What is asked :: Only the pictures stay out; every record is to be quoted exactly.

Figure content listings
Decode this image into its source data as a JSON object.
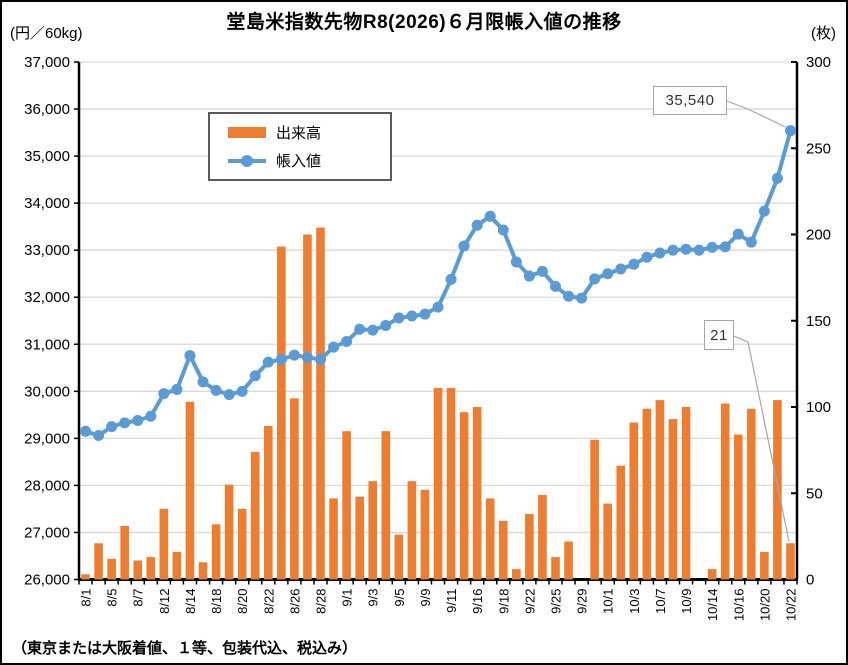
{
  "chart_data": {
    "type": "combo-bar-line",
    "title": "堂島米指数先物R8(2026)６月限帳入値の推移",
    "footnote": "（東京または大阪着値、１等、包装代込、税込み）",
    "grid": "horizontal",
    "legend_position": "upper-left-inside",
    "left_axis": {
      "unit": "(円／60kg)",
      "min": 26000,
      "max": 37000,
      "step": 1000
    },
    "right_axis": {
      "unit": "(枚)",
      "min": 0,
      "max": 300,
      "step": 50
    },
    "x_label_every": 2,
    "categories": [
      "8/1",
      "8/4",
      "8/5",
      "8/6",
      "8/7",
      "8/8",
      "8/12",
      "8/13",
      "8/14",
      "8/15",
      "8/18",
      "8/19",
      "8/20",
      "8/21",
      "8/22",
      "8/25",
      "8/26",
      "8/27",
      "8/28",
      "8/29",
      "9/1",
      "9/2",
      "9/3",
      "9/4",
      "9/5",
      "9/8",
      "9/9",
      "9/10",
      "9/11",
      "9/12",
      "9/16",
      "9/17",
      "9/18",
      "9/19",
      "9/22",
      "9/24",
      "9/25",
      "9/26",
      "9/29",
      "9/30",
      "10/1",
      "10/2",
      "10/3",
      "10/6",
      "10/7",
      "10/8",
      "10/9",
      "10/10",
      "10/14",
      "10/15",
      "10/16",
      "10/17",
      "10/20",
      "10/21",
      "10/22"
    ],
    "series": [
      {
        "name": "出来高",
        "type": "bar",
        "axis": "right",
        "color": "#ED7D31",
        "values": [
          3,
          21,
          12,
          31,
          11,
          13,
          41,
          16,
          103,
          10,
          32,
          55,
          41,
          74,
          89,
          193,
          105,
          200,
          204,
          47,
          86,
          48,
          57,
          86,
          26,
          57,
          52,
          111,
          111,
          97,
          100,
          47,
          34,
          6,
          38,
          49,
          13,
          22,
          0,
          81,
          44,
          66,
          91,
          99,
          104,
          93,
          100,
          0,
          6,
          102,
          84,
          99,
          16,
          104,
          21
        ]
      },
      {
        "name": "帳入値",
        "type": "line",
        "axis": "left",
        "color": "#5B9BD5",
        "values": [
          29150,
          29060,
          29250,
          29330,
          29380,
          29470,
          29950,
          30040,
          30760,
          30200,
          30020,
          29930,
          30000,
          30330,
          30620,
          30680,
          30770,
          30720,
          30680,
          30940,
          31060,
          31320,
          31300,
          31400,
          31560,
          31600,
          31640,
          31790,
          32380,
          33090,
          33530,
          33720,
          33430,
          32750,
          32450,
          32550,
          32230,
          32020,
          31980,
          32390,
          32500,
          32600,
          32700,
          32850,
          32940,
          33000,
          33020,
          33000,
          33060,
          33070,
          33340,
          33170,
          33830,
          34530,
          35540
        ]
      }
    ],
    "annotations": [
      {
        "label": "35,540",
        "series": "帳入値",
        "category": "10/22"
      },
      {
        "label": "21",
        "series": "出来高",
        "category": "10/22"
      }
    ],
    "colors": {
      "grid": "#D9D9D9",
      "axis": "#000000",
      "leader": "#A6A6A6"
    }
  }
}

Solution for this problem ::
Decode this image into its source data as a JSON object.
{
  "chart_data": {
    "type": "combo-bar-line",
    "title": "堂島米指数先物R8(2026)６月限帳入値の推移",
    "footnote": "（東京または大阪着値、１等、包装代込、税込み）",
    "grid": "horizontal",
    "legend_position": "upper-left-inside",
    "left_axis": {
      "unit": "(円／60kg)",
      "min": 26000,
      "max": 37000,
      "step": 1000
    },
    "right_axis": {
      "unit": "(枚)",
      "min": 0,
      "max": 300,
      "step": 50
    },
    "x_label_every": 2,
    "categories": [
      "8/1",
      "8/4",
      "8/5",
      "8/6",
      "8/7",
      "8/8",
      "8/12",
      "8/13",
      "8/14",
      "8/15",
      "8/18",
      "8/19",
      "8/20",
      "8/21",
      "8/22",
      "8/25",
      "8/26",
      "8/27",
      "8/28",
      "8/29",
      "9/1",
      "9/2",
      "9/3",
      "9/4",
      "9/5",
      "9/8",
      "9/9",
      "9/10",
      "9/11",
      "9/12",
      "9/16",
      "9/17",
      "9/18",
      "9/19",
      "9/22",
      "9/24",
      "9/25",
      "9/26",
      "9/29",
      "9/30",
      "10/1",
      "10/2",
      "10/3",
      "10/6",
      "10/7",
      "10/8",
      "10/9",
      "10/10",
      "10/14",
      "10/15",
      "10/16",
      "10/17",
      "10/20",
      "10/21",
      "10/22"
    ],
    "series": [
      {
        "name": "出来高",
        "type": "bar",
        "axis": "right",
        "color": "#ED7D31",
        "values": [
          3,
          21,
          12,
          31,
          11,
          13,
          41,
          16,
          103,
          10,
          32,
          55,
          41,
          74,
          89,
          193,
          105,
          200,
          204,
          47,
          86,
          48,
          57,
          86,
          26,
          57,
          52,
          111,
          111,
          97,
          100,
          47,
          34,
          6,
          38,
          49,
          13,
          22,
          0,
          81,
          44,
          66,
          91,
          99,
          104,
          93,
          100,
          0,
          6,
          102,
          84,
          99,
          16,
          104,
          21
        ]
      },
      {
        "name": "帳入値",
        "type": "line",
        "axis": "left",
        "color": "#5B9BD5",
        "values": [
          29150,
          29060,
          29250,
          29330,
          29380,
          29470,
          29950,
          30040,
          30760,
          30200,
          30020,
          29930,
          30000,
          30330,
          30620,
          30680,
          30770,
          30720,
          30680,
          30940,
          31060,
          31320,
          31300,
          31400,
          31560,
          31600,
          31640,
          31790,
          32380,
          33090,
          33530,
          33720,
          33430,
          32750,
          32450,
          32550,
          32230,
          32020,
          31980,
          32390,
          32500,
          32600,
          32700,
          32850,
          32940,
          33000,
          33020,
          33000,
          33060,
          33070,
          33340,
          33170,
          33830,
          34530,
          35540
        ]
      }
    ],
    "annotations": [
      {
        "label": "35,540",
        "series": "帳入値",
        "category": "10/22"
      },
      {
        "label": "21",
        "series": "出来高",
        "category": "10/22"
      }
    ],
    "colors": {
      "grid": "#D9D9D9",
      "axis": "#000000",
      "leader": "#A6A6A6"
    }
  }
}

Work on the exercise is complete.